Records for the task ::

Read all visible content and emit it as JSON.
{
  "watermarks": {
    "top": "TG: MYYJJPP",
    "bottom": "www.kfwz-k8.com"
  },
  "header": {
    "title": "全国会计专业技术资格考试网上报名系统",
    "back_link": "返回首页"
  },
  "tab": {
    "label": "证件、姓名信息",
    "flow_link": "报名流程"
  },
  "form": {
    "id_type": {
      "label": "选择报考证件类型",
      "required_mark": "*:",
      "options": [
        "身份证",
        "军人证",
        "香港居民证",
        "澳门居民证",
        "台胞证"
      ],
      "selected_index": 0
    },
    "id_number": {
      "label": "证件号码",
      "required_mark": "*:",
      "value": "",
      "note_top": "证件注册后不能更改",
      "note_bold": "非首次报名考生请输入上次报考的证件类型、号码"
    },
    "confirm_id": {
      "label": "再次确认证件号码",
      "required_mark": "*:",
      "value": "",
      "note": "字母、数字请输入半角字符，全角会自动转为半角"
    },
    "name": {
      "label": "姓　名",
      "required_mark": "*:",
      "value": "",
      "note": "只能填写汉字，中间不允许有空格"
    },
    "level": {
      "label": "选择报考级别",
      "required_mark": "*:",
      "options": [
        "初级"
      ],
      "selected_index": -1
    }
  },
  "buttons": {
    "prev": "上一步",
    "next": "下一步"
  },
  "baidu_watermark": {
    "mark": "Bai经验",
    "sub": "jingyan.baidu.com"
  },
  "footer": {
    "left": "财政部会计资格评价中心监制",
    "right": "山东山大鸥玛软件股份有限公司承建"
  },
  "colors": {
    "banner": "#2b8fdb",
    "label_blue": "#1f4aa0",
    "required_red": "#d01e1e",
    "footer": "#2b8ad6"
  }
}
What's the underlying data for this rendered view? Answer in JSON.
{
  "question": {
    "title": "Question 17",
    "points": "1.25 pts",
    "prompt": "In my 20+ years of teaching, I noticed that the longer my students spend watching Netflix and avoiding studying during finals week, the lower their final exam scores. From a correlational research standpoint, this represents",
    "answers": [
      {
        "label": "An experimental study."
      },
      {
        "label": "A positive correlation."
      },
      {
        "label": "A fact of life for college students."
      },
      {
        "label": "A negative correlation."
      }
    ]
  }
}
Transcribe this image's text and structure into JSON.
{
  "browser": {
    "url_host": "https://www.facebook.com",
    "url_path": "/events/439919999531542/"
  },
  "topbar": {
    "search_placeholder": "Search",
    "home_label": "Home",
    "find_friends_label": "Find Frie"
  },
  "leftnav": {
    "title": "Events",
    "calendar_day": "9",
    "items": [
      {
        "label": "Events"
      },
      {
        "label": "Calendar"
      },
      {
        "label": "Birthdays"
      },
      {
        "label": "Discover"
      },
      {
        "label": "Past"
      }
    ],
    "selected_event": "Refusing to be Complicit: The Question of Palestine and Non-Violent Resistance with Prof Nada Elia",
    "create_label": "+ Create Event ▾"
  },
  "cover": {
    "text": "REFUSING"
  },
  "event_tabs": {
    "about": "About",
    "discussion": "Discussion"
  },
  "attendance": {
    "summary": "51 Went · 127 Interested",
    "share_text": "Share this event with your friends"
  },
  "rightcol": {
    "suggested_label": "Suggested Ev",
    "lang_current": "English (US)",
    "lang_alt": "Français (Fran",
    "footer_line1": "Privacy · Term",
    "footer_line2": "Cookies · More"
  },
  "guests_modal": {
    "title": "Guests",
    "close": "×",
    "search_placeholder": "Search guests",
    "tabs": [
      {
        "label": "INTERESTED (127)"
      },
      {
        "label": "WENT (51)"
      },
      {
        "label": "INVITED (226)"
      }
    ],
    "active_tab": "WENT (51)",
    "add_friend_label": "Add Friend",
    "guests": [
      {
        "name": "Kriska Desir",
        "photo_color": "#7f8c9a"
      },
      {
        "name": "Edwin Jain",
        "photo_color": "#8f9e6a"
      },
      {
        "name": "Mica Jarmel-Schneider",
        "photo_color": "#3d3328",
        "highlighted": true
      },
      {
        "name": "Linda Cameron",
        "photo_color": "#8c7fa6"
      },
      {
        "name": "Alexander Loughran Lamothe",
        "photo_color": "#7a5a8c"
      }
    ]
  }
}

Instructions for the task :: From the records above, please extract every line and repeat it exactly.

Reply to the exercise ::
Read all visible content and emit it as JSON.
{
  "watermarks": {
    "top": "TG: MYYJJPP",
    "bottom": "www.kfwz-k8.com"
  },
  "header": {
    "title": "全国会计专业技术资格考试网上报名系统",
    "back_link": "返回首页"
  },
  "tab": {
    "label": "证件、姓名信息",
    "flow_link": "报名流程"
  },
  "form": {
    "id_type": {
      "label": "选择报考证件类型",
      "required_mark": "*:",
      "options": [
        "身份证",
        "军人证",
        "香港居民证",
        "澳门居民证",
        "台胞证"
      ],
      "selected_index": 0
    },
    "id_number": {
      "label": "证件号码",
      "required_mark": "*:",
      "value": "",
      "note_top": "证件注册后不能更改",
      "note_bold": "非首次报名考生请输入上次报考的证件类型、号码"
    },
    "confirm_id": {
      "label": "再次确认证件号码",
      "required_mark": "*:",
      "value": "",
      "note": "字母、数字请输入半角字符，全角会自动转为半角"
    },
    "name": {
      "label": "姓　名",
      "required_mark": "*:",
      "value": "",
      "note": "只能填写汉字，中间不允许有空格"
    },
    "level": {
      "label": "选择报考级别",
      "required_mark": "*:",
      "options": [
        "初级"
      ],
      "selected_index": -1
    }
  },
  "buttons": {
    "prev": "上一步",
    "next": "下一步"
  },
  "baidu_watermark": {
    "mark": "Bai经验",
    "sub": "jingyan.baidu.com"
  },
  "footer": {
    "left": "财政部会计资格评价中心监制",
    "right": "山东山大鸥玛软件股份有限公司承建"
  },
  "colors": {
    "banner": "#2b8fdb",
    "label_blue": "#1f4aa0",
    "required_red": "#d01e1e",
    "footer": "#2b8ad6"
  }
}
What's the underlying data for this rendered view? Answer in JSON.
{
  "question": {
    "title": "Question 17",
    "points": "1.25 pts",
    "prompt": "In my 20+ years of teaching, I noticed that the longer my students spend watching Netflix and avoiding studying during finals week, the lower their final exam scores. From a correlational research standpoint, this represents",
    "answers": [
      {
        "label": "An experimental study."
      },
      {
        "label": "A positive correlation."
      },
      {
        "label": "A fact of life for college students."
      },
      {
        "label": "A negative correlation."
      }
    ]
  }
}
Transcribe this image's text and structure into JSON.
{
  "browser": {
    "url_host": "https://www.facebook.com",
    "url_path": "/events/439919999531542/"
  },
  "topbar": {
    "search_placeholder": "Search",
    "home_label": "Home",
    "find_friends_label": "Find Frie"
  },
  "leftnav": {
    "title": "Events",
    "calendar_day": "9",
    "items": [
      {
        "label": "Events"
      },
      {
        "label": "Calendar"
      },
      {
        "label": "Birthdays"
      },
      {
        "label": "Discover"
      },
      {
        "label": "Past"
      }
    ],
    "selected_event": "Refusing to be Complicit: The Question of Palestine and Non-Violent Resistance with Prof Nada Elia",
    "create_label": "+ Create Event ▾"
  },
  "cover": {
    "text": "REFUSING"
  },
  "event_tabs": {
    "about": "About",
    "discussion": "Discussion"
  },
  "attendance": {
    "summary": "51 Went · 127 Interested",
    "share_text": "Share this event with your friends"
  },
  "rightcol": {
    "suggested_label": "Suggested Ev",
    "lang_current": "English (US)",
    "lang_alt": "Français (Fran",
    "footer_line1": "Privacy · Term",
    "footer_line2": "Cookies · More"
  },
  "guests_modal": {
    "title": "Guests",
    "close": "×",
    "search_placeholder": "Search guests",
    "tabs": [
      {
        "label": "INTERESTED (127)"
      },
      {
        "label": "WENT (51)"
      },
      {
        "label": "INVITED (226)"
      }
    ],
    "active_tab": "WENT (51)",
    "add_friend_label": "Add Friend",
    "guests": [
      {
        "name": "Kriska Desir",
        "photo_color": "#7f8c9a"
      },
      {
        "name": "Edwin Jain",
        "photo_color": "#8f9e6a"
      },
      {
        "name": "Mica Jarmel-Schneider",
        "photo_color": "#3d3328",
        "highlighted": true
      },
      {
        "name": "Linda Cameron",
        "photo_color": "#8c7fa6"
      },
      {
        "name": "Alexander Loughran Lamothe",
        "photo_color": "#7a5a8c"
      }
    ]
  }
}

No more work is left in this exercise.